**EXERCISE INSTRUCTIONS:** Omit all images, then return the remaining material exactly as it stands.

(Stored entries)
<<<<

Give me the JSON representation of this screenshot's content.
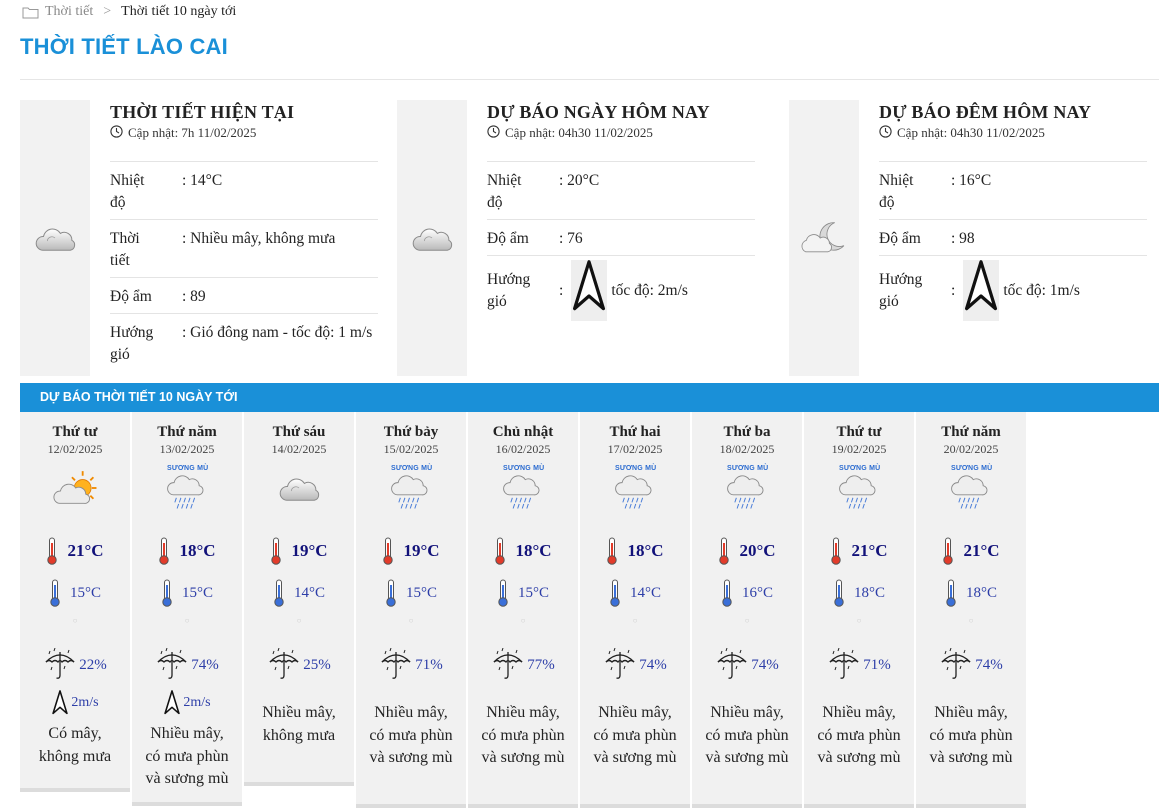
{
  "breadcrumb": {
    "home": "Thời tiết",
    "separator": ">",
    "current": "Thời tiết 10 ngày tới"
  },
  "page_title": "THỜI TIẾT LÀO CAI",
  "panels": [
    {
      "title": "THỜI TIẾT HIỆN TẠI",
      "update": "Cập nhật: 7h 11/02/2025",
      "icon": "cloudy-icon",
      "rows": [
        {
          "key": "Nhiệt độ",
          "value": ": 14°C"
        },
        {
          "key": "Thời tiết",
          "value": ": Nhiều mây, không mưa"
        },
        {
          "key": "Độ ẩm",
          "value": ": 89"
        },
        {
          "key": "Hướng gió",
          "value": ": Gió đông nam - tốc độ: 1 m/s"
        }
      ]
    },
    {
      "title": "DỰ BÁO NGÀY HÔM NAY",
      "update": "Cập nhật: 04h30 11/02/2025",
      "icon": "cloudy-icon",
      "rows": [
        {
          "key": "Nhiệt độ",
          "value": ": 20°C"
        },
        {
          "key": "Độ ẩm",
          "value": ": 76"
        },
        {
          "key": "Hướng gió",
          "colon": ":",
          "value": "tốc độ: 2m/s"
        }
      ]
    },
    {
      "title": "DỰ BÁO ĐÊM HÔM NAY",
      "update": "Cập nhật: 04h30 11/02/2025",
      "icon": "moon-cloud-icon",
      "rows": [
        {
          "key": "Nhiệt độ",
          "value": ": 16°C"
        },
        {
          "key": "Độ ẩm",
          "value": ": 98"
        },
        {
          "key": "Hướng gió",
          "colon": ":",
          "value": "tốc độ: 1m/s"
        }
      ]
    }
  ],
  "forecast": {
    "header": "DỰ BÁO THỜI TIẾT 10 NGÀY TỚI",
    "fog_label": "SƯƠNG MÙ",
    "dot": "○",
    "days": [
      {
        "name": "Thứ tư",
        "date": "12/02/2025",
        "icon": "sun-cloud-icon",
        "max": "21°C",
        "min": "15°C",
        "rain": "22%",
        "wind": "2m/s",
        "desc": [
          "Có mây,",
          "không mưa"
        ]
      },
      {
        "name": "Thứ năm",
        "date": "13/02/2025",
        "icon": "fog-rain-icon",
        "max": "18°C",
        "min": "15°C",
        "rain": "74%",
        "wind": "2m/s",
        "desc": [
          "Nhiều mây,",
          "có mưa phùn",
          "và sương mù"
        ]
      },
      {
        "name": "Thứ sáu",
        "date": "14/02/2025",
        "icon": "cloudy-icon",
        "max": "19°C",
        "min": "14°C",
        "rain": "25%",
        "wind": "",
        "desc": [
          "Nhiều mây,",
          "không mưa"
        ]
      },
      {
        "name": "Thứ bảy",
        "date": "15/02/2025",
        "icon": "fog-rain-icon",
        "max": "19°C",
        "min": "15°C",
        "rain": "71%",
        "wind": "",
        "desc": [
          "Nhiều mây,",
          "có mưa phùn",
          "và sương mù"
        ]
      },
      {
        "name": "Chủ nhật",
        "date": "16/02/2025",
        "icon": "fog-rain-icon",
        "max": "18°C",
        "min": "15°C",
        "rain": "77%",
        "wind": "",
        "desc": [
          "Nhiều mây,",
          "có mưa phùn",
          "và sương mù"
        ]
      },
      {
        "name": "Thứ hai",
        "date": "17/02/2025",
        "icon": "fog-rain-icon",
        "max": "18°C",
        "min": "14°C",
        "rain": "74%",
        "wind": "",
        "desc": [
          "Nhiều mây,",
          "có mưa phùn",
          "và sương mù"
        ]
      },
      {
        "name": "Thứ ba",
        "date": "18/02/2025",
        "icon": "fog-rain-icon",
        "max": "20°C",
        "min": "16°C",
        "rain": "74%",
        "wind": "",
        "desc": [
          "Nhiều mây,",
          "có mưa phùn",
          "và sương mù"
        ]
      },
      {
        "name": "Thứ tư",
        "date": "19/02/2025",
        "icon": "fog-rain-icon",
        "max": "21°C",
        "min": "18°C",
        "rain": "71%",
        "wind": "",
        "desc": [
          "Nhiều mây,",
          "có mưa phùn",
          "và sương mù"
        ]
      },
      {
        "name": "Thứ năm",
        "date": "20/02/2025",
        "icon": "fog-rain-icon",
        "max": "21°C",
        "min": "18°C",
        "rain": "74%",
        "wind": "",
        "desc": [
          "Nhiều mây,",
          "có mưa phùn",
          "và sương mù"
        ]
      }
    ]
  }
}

>>>>

**TASK RESPONSE:**
Give me the JSON representation of this screenshot's content.
{
  "breadcrumb": {
    "home": "Thời tiết",
    "separator": ">",
    "current": "Thời tiết 10 ngày tới"
  },
  "page_title": "THỜI TIẾT LÀO CAI",
  "panels": [
    {
      "title": "THỜI TIẾT HIỆN TẠI",
      "update": "Cập nhật: 7h 11/02/2025",
      "icon": "cloudy-icon",
      "rows": [
        {
          "key": "Nhiệt độ",
          "value": ": 14°C"
        },
        {
          "key": "Thời tiết",
          "value": ": Nhiều mây, không mưa"
        },
        {
          "key": "Độ ẩm",
          "value": ": 89"
        },
        {
          "key": "Hướng gió",
          "value": ": Gió đông nam - tốc độ: 1 m/s"
        }
      ]
    },
    {
      "title": "DỰ BÁO NGÀY HÔM NAY",
      "update": "Cập nhật: 04h30 11/02/2025",
      "icon": "cloudy-icon",
      "rows": [
        {
          "key": "Nhiệt độ",
          "value": ": 20°C"
        },
        {
          "key": "Độ ẩm",
          "value": ": 76"
        },
        {
          "key": "Hướng gió",
          "colon": ":",
          "value": "tốc độ: 2m/s"
        }
      ]
    },
    {
      "title": "DỰ BÁO ĐÊM HÔM NAY",
      "update": "Cập nhật: 04h30 11/02/2025",
      "icon": "moon-cloud-icon",
      "rows": [
        {
          "key": "Nhiệt độ",
          "value": ": 16°C"
        },
        {
          "key": "Độ ẩm",
          "value": ": 98"
        },
        {
          "key": "Hướng gió",
          "colon": ":",
          "value": "tốc độ: 1m/s"
        }
      ]
    }
  ],
  "forecast": {
    "header": "DỰ BÁO THỜI TIẾT 10 NGÀY TỚI",
    "fog_label": "SƯƠNG MÙ",
    "dot": "○",
    "days": [
      {
        "name": "Thứ tư",
        "date": "12/02/2025",
        "icon": "sun-cloud-icon",
        "max": "21°C",
        "min": "15°C",
        "rain": "22%",
        "wind": "2m/s",
        "desc": [
          "Có mây,",
          "không mưa"
        ]
      },
      {
        "name": "Thứ năm",
        "date": "13/02/2025",
        "icon": "fog-rain-icon",
        "max": "18°C",
        "min": "15°C",
        "rain": "74%",
        "wind": "2m/s",
        "desc": [
          "Nhiều mây,",
          "có mưa phùn",
          "và sương mù"
        ]
      },
      {
        "name": "Thứ sáu",
        "date": "14/02/2025",
        "icon": "cloudy-icon",
        "max": "19°C",
        "min": "14°C",
        "rain": "25%",
        "wind": "",
        "desc": [
          "Nhiều mây,",
          "không mưa"
        ]
      },
      {
        "name": "Thứ bảy",
        "date": "15/02/2025",
        "icon": "fog-rain-icon",
        "max": "19°C",
        "min": "15°C",
        "rain": "71%",
        "wind": "",
        "desc": [
          "Nhiều mây,",
          "có mưa phùn",
          "và sương mù"
        ]
      },
      {
        "name": "Chủ nhật",
        "date": "16/02/2025",
        "icon": "fog-rain-icon",
        "max": "18°C",
        "min": "15°C",
        "rain": "77%",
        "wind": "",
        "desc": [
          "Nhiều mây,",
          "có mưa phùn",
          "và sương mù"
        ]
      },
      {
        "name": "Thứ hai",
        "date": "17/02/2025",
        "icon": "fog-rain-icon",
        "max": "18°C",
        "min": "14°C",
        "rain": "74%",
        "wind": "",
        "desc": [
          "Nhiều mây,",
          "có mưa phùn",
          "và sương mù"
        ]
      },
      {
        "name": "Thứ ba",
        "date": "18/02/2025",
        "icon": "fog-rain-icon",
        "max": "20°C",
        "min": "16°C",
        "rain": "74%",
        "wind": "",
        "desc": [
          "Nhiều mây,",
          "có mưa phùn",
          "và sương mù"
        ]
      },
      {
        "name": "Thứ tư",
        "date": "19/02/2025",
        "icon": "fog-rain-icon",
        "max": "21°C",
        "min": "18°C",
        "rain": "71%",
        "wind": "",
        "desc": [
          "Nhiều mây,",
          "có mưa phùn",
          "và sương mù"
        ]
      },
      {
        "name": "Thứ năm",
        "date": "20/02/2025",
        "icon": "fog-rain-icon",
        "max": "21°C",
        "min": "18°C",
        "rain": "74%",
        "wind": "",
        "desc": [
          "Nhiều mây,",
          "có mưa phùn",
          "và sương mù"
        ]
      }
    ]
  }
}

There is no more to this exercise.